Aim of the task: Transcribe all of the material exactly.

--- start Recorded information ---

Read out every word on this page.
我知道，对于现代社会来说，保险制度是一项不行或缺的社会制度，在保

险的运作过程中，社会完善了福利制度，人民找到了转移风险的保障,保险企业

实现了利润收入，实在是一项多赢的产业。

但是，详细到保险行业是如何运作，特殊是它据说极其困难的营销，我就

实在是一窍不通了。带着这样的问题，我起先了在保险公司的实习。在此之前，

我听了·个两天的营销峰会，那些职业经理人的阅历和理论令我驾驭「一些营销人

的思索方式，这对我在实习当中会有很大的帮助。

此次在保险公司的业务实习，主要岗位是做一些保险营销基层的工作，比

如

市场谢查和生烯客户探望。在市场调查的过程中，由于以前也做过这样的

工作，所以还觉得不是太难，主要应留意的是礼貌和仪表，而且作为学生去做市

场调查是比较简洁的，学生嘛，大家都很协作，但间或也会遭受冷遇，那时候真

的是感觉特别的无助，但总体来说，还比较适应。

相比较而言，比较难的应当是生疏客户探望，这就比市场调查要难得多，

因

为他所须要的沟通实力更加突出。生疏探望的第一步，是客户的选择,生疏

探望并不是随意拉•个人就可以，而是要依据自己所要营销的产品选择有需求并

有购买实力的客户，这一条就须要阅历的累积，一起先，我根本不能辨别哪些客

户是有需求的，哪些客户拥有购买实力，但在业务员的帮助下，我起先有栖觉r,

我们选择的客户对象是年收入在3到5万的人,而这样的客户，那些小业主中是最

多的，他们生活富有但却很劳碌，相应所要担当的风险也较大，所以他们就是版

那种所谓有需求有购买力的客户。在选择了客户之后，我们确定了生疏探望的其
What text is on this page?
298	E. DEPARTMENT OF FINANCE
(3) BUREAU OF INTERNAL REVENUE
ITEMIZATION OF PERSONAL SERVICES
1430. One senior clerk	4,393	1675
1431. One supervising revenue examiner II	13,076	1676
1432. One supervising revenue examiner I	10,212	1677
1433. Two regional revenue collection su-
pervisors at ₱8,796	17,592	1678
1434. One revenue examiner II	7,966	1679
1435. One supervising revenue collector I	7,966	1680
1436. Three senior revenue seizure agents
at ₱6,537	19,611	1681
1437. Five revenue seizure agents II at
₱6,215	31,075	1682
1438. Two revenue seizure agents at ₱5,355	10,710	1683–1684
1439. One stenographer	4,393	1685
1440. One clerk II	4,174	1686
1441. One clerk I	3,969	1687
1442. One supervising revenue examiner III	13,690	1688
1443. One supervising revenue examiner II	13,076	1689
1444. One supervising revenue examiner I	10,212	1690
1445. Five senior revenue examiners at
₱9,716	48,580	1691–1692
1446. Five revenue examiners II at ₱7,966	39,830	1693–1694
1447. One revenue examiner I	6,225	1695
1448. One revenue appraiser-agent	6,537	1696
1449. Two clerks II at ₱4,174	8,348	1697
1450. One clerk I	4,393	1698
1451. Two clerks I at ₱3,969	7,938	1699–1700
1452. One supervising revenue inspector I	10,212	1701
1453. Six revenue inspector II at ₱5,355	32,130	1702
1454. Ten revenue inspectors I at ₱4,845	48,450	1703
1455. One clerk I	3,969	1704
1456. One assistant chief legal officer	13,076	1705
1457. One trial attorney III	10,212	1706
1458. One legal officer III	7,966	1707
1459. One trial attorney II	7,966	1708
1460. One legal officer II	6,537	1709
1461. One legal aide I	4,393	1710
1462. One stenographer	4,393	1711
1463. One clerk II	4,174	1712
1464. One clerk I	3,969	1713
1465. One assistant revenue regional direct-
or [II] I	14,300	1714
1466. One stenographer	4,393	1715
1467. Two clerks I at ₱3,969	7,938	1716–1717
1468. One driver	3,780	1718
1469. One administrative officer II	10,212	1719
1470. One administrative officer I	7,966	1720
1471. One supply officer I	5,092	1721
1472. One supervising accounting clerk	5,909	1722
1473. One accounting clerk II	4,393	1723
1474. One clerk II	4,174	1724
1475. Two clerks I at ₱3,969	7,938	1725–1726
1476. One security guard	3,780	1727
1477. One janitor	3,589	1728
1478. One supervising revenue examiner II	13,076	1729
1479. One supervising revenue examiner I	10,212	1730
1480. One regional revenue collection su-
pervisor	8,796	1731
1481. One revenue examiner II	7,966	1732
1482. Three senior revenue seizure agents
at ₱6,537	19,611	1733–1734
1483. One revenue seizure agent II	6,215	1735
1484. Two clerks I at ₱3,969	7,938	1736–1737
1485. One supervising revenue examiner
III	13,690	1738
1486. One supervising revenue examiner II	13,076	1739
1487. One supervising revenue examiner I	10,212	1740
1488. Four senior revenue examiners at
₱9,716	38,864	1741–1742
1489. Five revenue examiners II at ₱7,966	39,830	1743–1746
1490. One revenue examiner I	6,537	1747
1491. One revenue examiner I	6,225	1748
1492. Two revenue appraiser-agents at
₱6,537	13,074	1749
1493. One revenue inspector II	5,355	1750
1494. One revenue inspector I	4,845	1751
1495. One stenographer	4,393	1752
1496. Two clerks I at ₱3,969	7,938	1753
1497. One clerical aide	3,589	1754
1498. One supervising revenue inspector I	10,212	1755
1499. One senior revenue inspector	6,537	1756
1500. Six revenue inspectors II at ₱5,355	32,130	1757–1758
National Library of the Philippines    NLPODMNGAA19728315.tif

--- end Recorded information ---

Completed task:
Read out every word on this page.
我知道，对于现代社会来说，保险制度是一项不行或缺的社会制度，在保

险的运作过程中，社会完善了福利制度，人民找到了转移风险的保障,保险企业

实现了利润收入，实在是一项多赢的产业。

但是，详细到保险行业是如何运作，特殊是它据说极其困难的营销，我就

实在是一窍不通了。带着这样的问题，我起先了在保险公司的实习。在此之前，

我听了·个两天的营销峰会，那些职业经理人的阅历和理论令我驾驭「一些营销人

的思索方式，这对我在实习当中会有很大的帮助。

此次在保险公司的业务实习，主要岗位是做一些保险营销基层的工作，比

如

市场谢查和生烯客户探望。在市场调查的过程中，由于以前也做过这样的

工作，所以还觉得不是太难，主要应留意的是礼貌和仪表，而且作为学生去做市

场调查是比较简洁的，学生嘛，大家都很协作，但间或也会遭受冷遇，那时候真

的是感觉特别的无助，但总体来说，还比较适应。

相比较而言，比较难的应当是生疏客户探望，这就比市场调查要难得多，

因

为他所须要的沟通实力更加突出。生疏探望的第一步，是客户的选择,生疏

探望并不是随意拉•个人就可以，而是要依据自己所要营销的产品选择有需求并

有购买实力的客户，这一条就须要阅历的累积，一起先，我根本不能辨别哪些客

户是有需求的，哪些客户拥有购买实力，但在业务员的帮助下，我起先有栖觉r,

我们选择的客户对象是年收入在3到5万的人,而这样的客户，那些小业主中是最

多的，他们生活富有但却很劳碌，相应所要担当的风险也较大，所以他们就是版

那种所谓有需求有购买力的客户。在选择了客户之后，我们确定了生疏探望的其
What text is on this page?
298	E. DEPARTMENT OF FINANCE
(3) BUREAU OF INTERNAL REVENUE
ITEMIZATION OF PERSONAL SERVICES
1430. One senior clerk	4,393	1675
1431. One supervising revenue examiner II	13,076	1676
1432. One supervising revenue examiner I	10,212	1677
1433. Two regional revenue collection su-
pervisors at ₱8,796	17,592	1678
1434. One revenue examiner II	7,966	1679
1435. One supervising revenue collector I	7,966	1680
1436. Three senior revenue seizure agents
at ₱6,537	19,611	1681
1437. Five revenue seizure agents II at
₱6,215	31,075	1682
1438. Two revenue seizure agents at ₱5,355	10,710	1683–1684
1439. One stenographer	4,393	1685
1440. One clerk II	4,174	1686
1441. One clerk I	3,969	1687
1442. One supervising revenue examiner III	13,690	1688
1443. One supervising revenue examiner II	13,076	1689
1444. One supervising revenue examiner I	10,212	1690
1445. Five senior revenue examiners at
₱9,716	48,580	1691–1692
1446. Five revenue examiners II at ₱7,966	39,830	1693–1694
1447. One revenue examiner I	6,225	1695
1448. One revenue appraiser-agent	6,537	1696
1449. Two clerks II at ₱4,174	8,348	1697
1450. One clerk I	4,393	1698
1451. Two clerks I at ₱3,969	7,938	1699–1700
1452. One supervising revenue inspector I	10,212	1701
1453. Six revenue inspector II at ₱5,355	32,130	1702
1454. Ten revenue inspectors I at ₱4,845	48,450	1703
1455. One clerk I	3,969	1704
1456. One assistant chief legal officer	13,076	1705
1457. One trial attorney III	10,212	1706
1458. One legal officer III	7,966	1707
1459. One trial attorney II	7,966	1708
1460. One legal officer II	6,537	1709
1461. One legal aide I	4,393	1710
1462. One stenographer	4,393	1711
1463. One clerk II	4,174	1712
1464. One clerk I	3,969	1713
1465. One assistant revenue regional direct-
or [II] I	14,300	1714
1466. One stenographer	4,393	1715
1467. Two clerks I at ₱3,969	7,938	1716–1717
1468. One driver	3,780	1718
1469. One administrative officer II	10,212	1719
1470. One administrative officer I	7,966	1720
1471. One supply officer I	5,092	1721
1472. One supervising accounting clerk	5,909	1722
1473. One accounting clerk II	4,393	1723
1474. One clerk II	4,174	1724
1475. Two clerks I at ₱3,969	7,938	1725–1726
1476. One security guard	3,780	1727
1477. One janitor	3,589	1728
1478. One supervising revenue examiner II	13,076	1729
1479. One supervising revenue examiner I	10,212	1730
1480. One regional revenue collection su-
pervisor	8,796	1731
1481. One revenue examiner II	7,966	1732
1482. Three senior revenue seizure agents
at ₱6,537	19,611	1733–1734
1483. One revenue seizure agent II	6,215	1735
1484. Two clerks I at ₱3,969	7,938	1736–1737
1485. One supervising revenue examiner
III	13,690	1738
1486. One supervising revenue examiner II	13,076	1739
1487. One supervising revenue examiner I	10,212	1740
1488. Four senior revenue examiners at
₱9,716	38,864	1741–1742
1489. Five revenue examiners II at ₱7,966	39,830	1743–1746
1490. One revenue examiner I	6,537	1747
1491. One revenue examiner I	6,225	1748
1492. Two revenue appraiser-agents at
₱6,537	13,074	1749
1493. One revenue inspector II	5,355	1750
1494. One revenue inspector I	4,845	1751
1495. One stenographer	4,393	1752
1496. Two clerks I at ₱3,969	7,938	1753
1497. One clerical aide	3,589	1754
1498. One supervising revenue inspector I	10,212	1755
1499. One senior revenue inspector	6,537	1756
1500. Six revenue inspectors II at ₱5,355	32,130	1757–1758
National Library of the Philippines    NLPODMNGAA19728315.tif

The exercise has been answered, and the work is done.